EXTRAIT DU TEXTE:
Incivilisation

Le manifeste de la Montagne Sombre

Réarmement

Ces grands et fatals mouvements vers la mort : la grandeur des masses
Font de la pitié une folle, cette pitié déchirante
Puisque les atomes de la masse, les personnes, les victimes, rendent cela monstrueux
D’admirer la tragique beauté qu’ils construisent.
Aussi belle qu’une rivière qui s’écoule ou que le lent rassemblement
D’un glacier sur la paroi rocheuse d’une haute montagne,
Voué à ensevelir une forêt, ou que le gel de novembre,
Avec sa danse mortelle des feuilles couleur d’or et de flamme […].
Je brûlerais ma main droite dans un feu lent
Pour changer l’avenir … Je serais déraisonnable. La beauté de l’homme moderne
Ne réside pas dans l’individu mais dans le
Rythme funeste, les masses lourdes et mouvantes, la danse des masses
Guidées par les rêves le long de la montagne sombre.

Robinson Jeffers, 1935

Extraits de l’article à lire sur

http://partage-le.com/2018/10/le-manifeste-de-la-mo

Marcher sur de la lave

La civilisation finira par précipiter la fin du genre humain.

— Ralph Waldo Emerson

Ceux qui font l’expérience directe d’un effondrement social rapportent rarement de grande révélation concernant les vérités profondes de l’existence humaine. En revanche, ce qu’ils rapportent, si on le leur demande, c’est leur étonnement vis-à-vis du fait qu’il est finalement si simple de mourir.

Les structures répétitives de la vie ordinaire, dans laquelle tant de choses restent les mêmes d’un jour à l’autre, dissimulent la fragilité de sa fabrique. Combien de nos activités sont-elles rendues possibles par l’impression de stabilité que procurent ces structures ? Du moment qu’elles se répètent, qu’elles restent régulières, nous sommes en mesure de planifier, de prévoir pour demain comme si toutes les choses dont nous dépendons et que nous ne considérons pas avec une grande attention seront toujours là. Lorsque ces structures se brisent, sous l’effet d’une guerre civile, d’une catastrophe naturelle ou d’une tragédie de moindre importance, abîmant leur fabrique, nombre de ces activités deviennent impossibles ou insignifiantes, tandis que la simple tâche de répondre à nos besoins élémentaires, que nous tenions pour acquis, peut parfois occuper une grande partie de nos journées.

TRAVAIL DEMANDÉ: Pourriez-vous reporter mot pour mot le passage de l'extrait du manifeste qui s'ouvre sur les mots contenant « Aussi belle qu’une » et se referme sur « la montagne sombre. » ? La liste placée ensuite n'a aucun lien avec l'extrait du manifeste.

Entrées du jeu de données de mise en page:
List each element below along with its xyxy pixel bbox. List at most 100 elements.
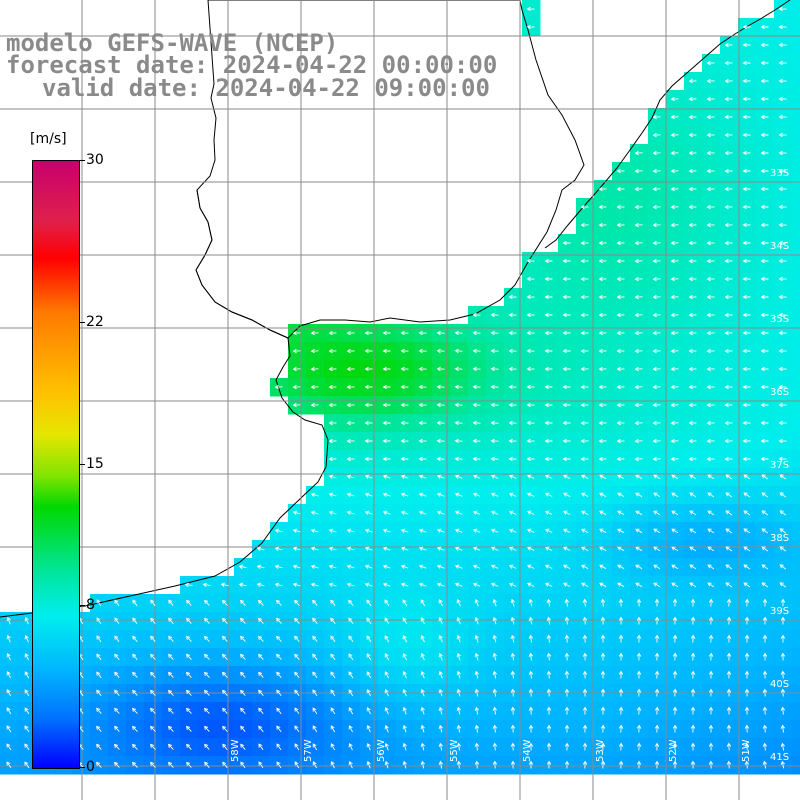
wind-arrow	[618, 760, 624, 769]
wind-arrow	[420, 724, 425, 733]
wind-arrow	[508, 348, 517, 354]
wind-arrow	[310, 402, 319, 408]
wind-arrow	[168, 653, 174, 660]
wind-arrow	[653, 474, 661, 480]
wind-arrow	[366, 599, 372, 607]
wind-arrow	[707, 492, 715, 498]
wind-arrow	[616, 168, 625, 174]
wind-speed-cell	[792, 144, 800, 163]
wind-arrow	[528, 724, 534, 733]
wind-arrow	[418, 510, 427, 515]
forecast-date: forecast date: 2024-04-22 00:00:00	[6, 51, 498, 79]
wind-arrow	[382, 510, 391, 515]
wind-arrow	[690, 742, 696, 751]
wind-arrow	[760, 204, 769, 210]
wind-arrow	[168, 725, 174, 732]
wind-arrow	[474, 616, 479, 625]
wind-arrow	[473, 564, 481, 569]
wind-arrow	[328, 546, 337, 551]
wind-arrow	[240, 761, 246, 769]
wind-arrow	[652, 366, 661, 372]
wind-arrow	[382, 420, 391, 426]
wind-arrow	[634, 384, 643, 390]
wind-arrow	[652, 240, 661, 246]
wind-arrow	[760, 132, 769, 138]
wind-arrow	[688, 78, 697, 84]
wind-arrow	[564, 742, 570, 751]
wind-arrow	[454, 528, 463, 533]
wind-arrow	[384, 689, 389, 697]
wind-arrow	[312, 725, 318, 733]
wind-arrow	[706, 150, 715, 156]
wind-arrow	[670, 96, 679, 102]
wind-arrow	[491, 510, 499, 515]
wind-arrow	[474, 724, 480, 733]
wind-arrow	[312, 707, 318, 715]
wind-arrow	[364, 474, 373, 479]
wind-arrow	[96, 761, 102, 768]
wind-arrow	[420, 635, 425, 643]
wind-arrow	[653, 510, 661, 516]
wind-arrow	[761, 474, 769, 480]
wind-arrow	[762, 724, 768, 733]
wind-arrow	[580, 294, 589, 300]
wind-arrow	[222, 617, 228, 624]
wind-arrow	[114, 761, 120, 768]
wind-arrow	[132, 599, 138, 607]
wind-arrow	[348, 743, 353, 751]
wind-arrow	[544, 276, 553, 282]
wind-arrow	[689, 474, 697, 480]
wind-arrow	[491, 582, 499, 587]
wind-speed-cell	[792, 252, 800, 271]
wind-arrow	[778, 60, 787, 66]
wind-arrow	[400, 438, 409, 444]
wind-arrow	[456, 634, 461, 643]
wind-arrow	[653, 564, 661, 570]
wind-arrow	[634, 348, 643, 354]
wind-speed-cell	[792, 738, 800, 757]
wind-arrow	[474, 652, 479, 661]
wind-arrow	[688, 114, 697, 120]
wind-arrow	[382, 546, 391, 551]
wind-arrow	[330, 743, 335, 751]
wind-arrow	[778, 222, 787, 228]
wind-arrow	[546, 688, 552, 697]
wind-arrow	[580, 402, 589, 408]
wind-arrow	[582, 616, 588, 625]
wind-arrow	[168, 599, 174, 606]
colorbar-tick-label: 8	[86, 597, 95, 614]
wind-arrow	[492, 670, 498, 679]
wind-arrow	[652, 456, 661, 462]
wind-arrow	[6, 671, 11, 679]
wind-arrow	[274, 582, 283, 588]
wind-arrow	[473, 474, 481, 479]
wind-arrow	[474, 706, 480, 715]
wind-arrow	[581, 510, 589, 515]
wind-arrow	[670, 384, 679, 390]
wind-arrow	[186, 617, 192, 624]
wind-arrow	[348, 707, 354, 715]
wind-arrow	[779, 528, 787, 534]
wind-arrow	[364, 510, 373, 515]
wind-arrow	[760, 96, 769, 102]
wind-arrow	[310, 492, 319, 497]
wind-arrow	[778, 150, 787, 156]
wind-arrow	[294, 725, 300, 733]
wind-arrow	[580, 366, 589, 372]
wind-arrow	[436, 564, 445, 569]
wind-arrow	[204, 617, 210, 624]
wind-arrow	[688, 456, 697, 462]
wind-arrow	[653, 492, 661, 498]
wind-arrow	[582, 706, 588, 715]
wind-arrow	[580, 384, 589, 390]
wind-arrow	[652, 330, 661, 336]
wind-arrow	[346, 438, 355, 444]
wind-arrow	[598, 312, 607, 318]
wind-arrow	[114, 635, 120, 643]
wind-arrow	[382, 348, 391, 354]
wind-arrow	[382, 456, 391, 462]
wind-arrow	[617, 546, 625, 552]
wind-arrow	[670, 348, 679, 354]
wind-arrow	[186, 599, 192, 606]
wind-arrow	[617, 582, 625, 588]
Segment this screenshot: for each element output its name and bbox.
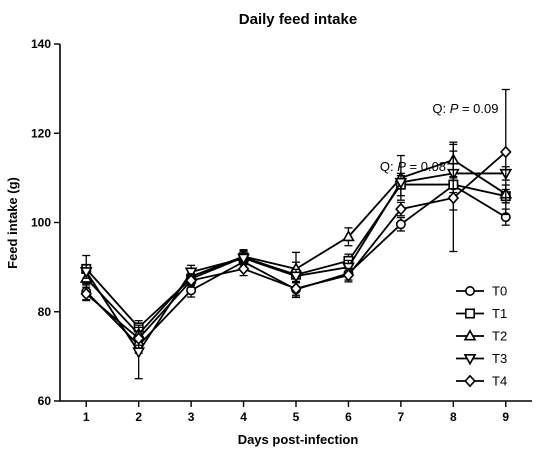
legend-item-t4: T4 [456,374,507,389]
x-tick-label: 6 [345,410,352,424]
legend: T0 T1 T2 T3 T4 [456,284,507,389]
y-tick-label: 60 [38,394,52,408]
legend-item-t0: T0 [456,284,507,299]
legend-label: T3 [492,351,507,366]
annotation-layer: Q: P = 0.09 Q: P = 0.08 [380,101,499,174]
data-point [237,253,250,266]
legend-label: T2 [492,329,507,344]
series-line [85,151,507,340]
legend-label: T4 [492,374,507,389]
legend-marker [464,285,475,296]
significance-annotation: Q: P = 0.08 [380,159,446,174]
legend-marker [464,308,475,319]
x-tick-label: 4 [240,410,247,424]
series-t4 [80,88,512,346]
data-point [184,267,198,279]
axes: 60 80 100 120 140 1 2 3 4 5 6 7 8 9 [31,37,532,424]
data-point [395,219,406,230]
legend-marker [464,374,476,388]
y-tick-label: 120 [31,126,51,140]
y-axis-label: Feed intake (g) [5,177,20,269]
data-point [447,191,460,205]
legend-label: T0 [492,284,507,299]
data-point [290,282,302,295]
y-tick-label: 80 [38,305,52,319]
legend-label: T1 [492,306,507,321]
series-line [85,159,507,336]
data-point [289,271,303,283]
data-point [342,229,355,242]
series-layer [79,88,513,380]
significance-annotation: Q: P = 0.09 [432,101,498,116]
legend-item-t1: T1 [456,306,507,321]
legend-item-t3: T3 [456,351,507,366]
x-tick-label: 8 [450,410,457,424]
y-tick-label: 100 [31,216,51,230]
legend-item-t2: T2 [456,329,507,344]
x-tick-label: 7 [398,410,405,424]
series-t2 [79,141,513,342]
data-point [499,145,512,159]
data-point [185,274,197,287]
x-axis-label: Days post-infection [238,432,359,447]
x-tick-label: 5 [293,410,300,424]
legend-marker [463,329,477,341]
chart-title: Daily feed intake [239,11,357,28]
data-point [342,268,355,282]
data-point [237,262,250,276]
x-tick-label: 3 [188,410,195,424]
data-point [79,267,93,279]
data-point [80,287,93,301]
data-point [395,202,407,216]
legend-marker [463,353,477,366]
x-tick-label: 1 [83,410,90,424]
y-tick-label: 140 [31,37,51,51]
series-t1 [81,172,511,335]
data-point [394,177,408,190]
x-tick-label: 2 [135,410,142,424]
data-point [132,332,145,345]
x-tick-label: 9 [502,410,509,424]
data-point [132,347,146,359]
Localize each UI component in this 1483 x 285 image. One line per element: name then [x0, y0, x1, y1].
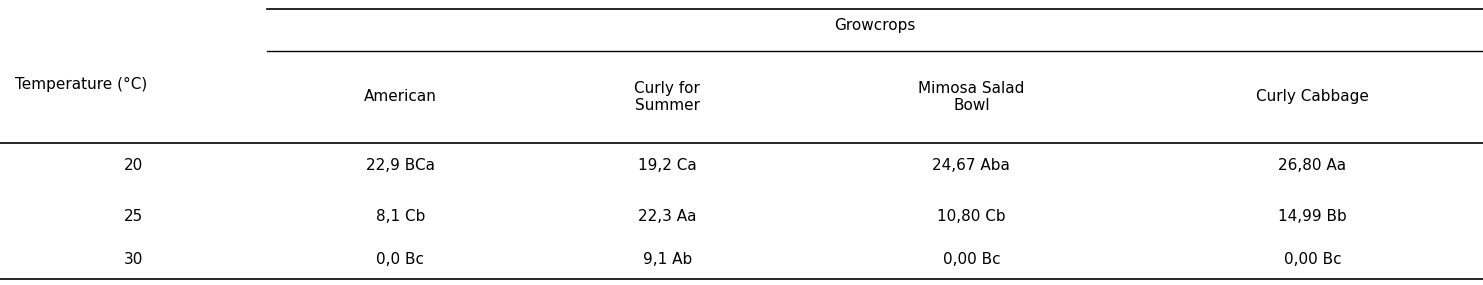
Text: Curly for
Summer: Curly for Summer	[635, 81, 700, 113]
Text: 20: 20	[125, 158, 142, 173]
Text: 30: 30	[123, 252, 144, 267]
Text: 25: 25	[125, 209, 142, 224]
Text: 8,1 Cb: 8,1 Cb	[375, 209, 426, 224]
Text: Growcrops: Growcrops	[835, 18, 915, 33]
Text: 26,80 Aa: 26,80 Aa	[1278, 158, 1347, 173]
Text: 24,67 Aba: 24,67 Aba	[933, 158, 1010, 173]
Text: American: American	[363, 89, 437, 104]
Text: 19,2 Ca: 19,2 Ca	[638, 158, 697, 173]
Text: 0,00 Bc: 0,00 Bc	[1284, 252, 1341, 267]
Text: 10,80 Cb: 10,80 Cb	[937, 209, 1005, 224]
Text: Mimosa Salad
Bowl: Mimosa Salad Bowl	[918, 81, 1025, 113]
Text: 9,1 Ab: 9,1 Ab	[642, 252, 693, 267]
Text: 22,9 BCa: 22,9 BCa	[366, 158, 435, 173]
Text: 22,3 Aa: 22,3 Aa	[638, 209, 697, 224]
Text: Temperature (°C): Temperature (°C)	[15, 77, 147, 91]
Text: 14,99 Bb: 14,99 Bb	[1278, 209, 1347, 224]
Text: 0,00 Bc: 0,00 Bc	[943, 252, 1000, 267]
Text: Curly Cabbage: Curly Cabbage	[1256, 89, 1369, 104]
Text: 0,0 Bc: 0,0 Bc	[377, 252, 424, 267]
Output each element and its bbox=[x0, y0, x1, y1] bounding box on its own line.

RÉPONSE FINALE:
Aussi belle qu’une rivière qui s’écoule ou que le lent rassemblement
D’un glacier sur la paroi rocheuse d’une haute montagne,
Voué à ensevelir une forêt, ou que le gel de novembre,
Avec sa danse mortelle des feuilles couleur d’or et de flamme […].
Je brûlerais ma main droite dans un feu lent
Pour changer l’avenir … Je serais déraisonnable. La beauté de l’homme moderne
Ne réside pas dans l’individu mais dans le
Rythme funeste, les masses lourdes et mouvantes, la danse des masses
Guidées par les rêves le long de la montagne sombre.